__Aim of the exercise__
Quote the data below in full, please, without altering anything.

__Supplied information__
--

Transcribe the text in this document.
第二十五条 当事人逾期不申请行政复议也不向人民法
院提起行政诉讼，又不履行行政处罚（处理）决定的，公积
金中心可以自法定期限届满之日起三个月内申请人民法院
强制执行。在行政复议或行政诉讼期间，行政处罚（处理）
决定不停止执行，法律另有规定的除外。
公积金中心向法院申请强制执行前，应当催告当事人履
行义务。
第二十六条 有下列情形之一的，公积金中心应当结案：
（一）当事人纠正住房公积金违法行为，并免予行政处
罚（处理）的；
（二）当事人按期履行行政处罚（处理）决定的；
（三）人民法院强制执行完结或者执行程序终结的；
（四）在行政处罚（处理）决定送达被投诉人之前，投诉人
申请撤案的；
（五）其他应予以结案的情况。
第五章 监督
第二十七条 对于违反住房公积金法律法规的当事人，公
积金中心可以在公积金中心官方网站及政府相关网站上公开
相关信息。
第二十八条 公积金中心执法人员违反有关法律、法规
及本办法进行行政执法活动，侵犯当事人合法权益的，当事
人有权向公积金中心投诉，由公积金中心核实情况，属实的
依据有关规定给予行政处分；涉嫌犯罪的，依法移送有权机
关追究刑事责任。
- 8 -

--

__Result of this exercise__
Transcribe the text in this document.
第二十五条 当事人逾期不申请行政复议也不向人民法
院提起行政诉讼，又不履行行政处罚（处理）决定的，公积
金中心可以自法定期限届满之日起三个月内申请人民法院
强制执行。在行政复议或行政诉讼期间，行政处罚（处理）
决定不停止执行，法律另有规定的除外。
公积金中心向法院申请强制执行前，应当催告当事人履
行义务。
第二十六条 有下列情形之一的，公积金中心应当结案：
（一）当事人纠正住房公积金违法行为，并免予行政处
罚（处理）的；
（二）当事人按期履行行政处罚（处理）决定的；
（三）人民法院强制执行完结或者执行程序终结的；
（四）在行政处罚（处理）决定送达被投诉人之前，投诉人
申请撤案的；
（五）其他应予以结案的情况。
第五章 监督
第二十七条 对于违反住房公积金法律法规的当事人，公
积金中心可以在公积金中心官方网站及政府相关网站上公开
相关信息。
第二十八条 公积金中心执法人员违反有关法律、法规
及本办法进行行政执法活动，侵犯当事人合法权益的，当事
人有权向公积金中心投诉，由公积金中心核实情况，属实的
依据有关规定给予行政处分；涉嫌犯罪的，依法移送有权机
关追究刑事责任。
- 8 -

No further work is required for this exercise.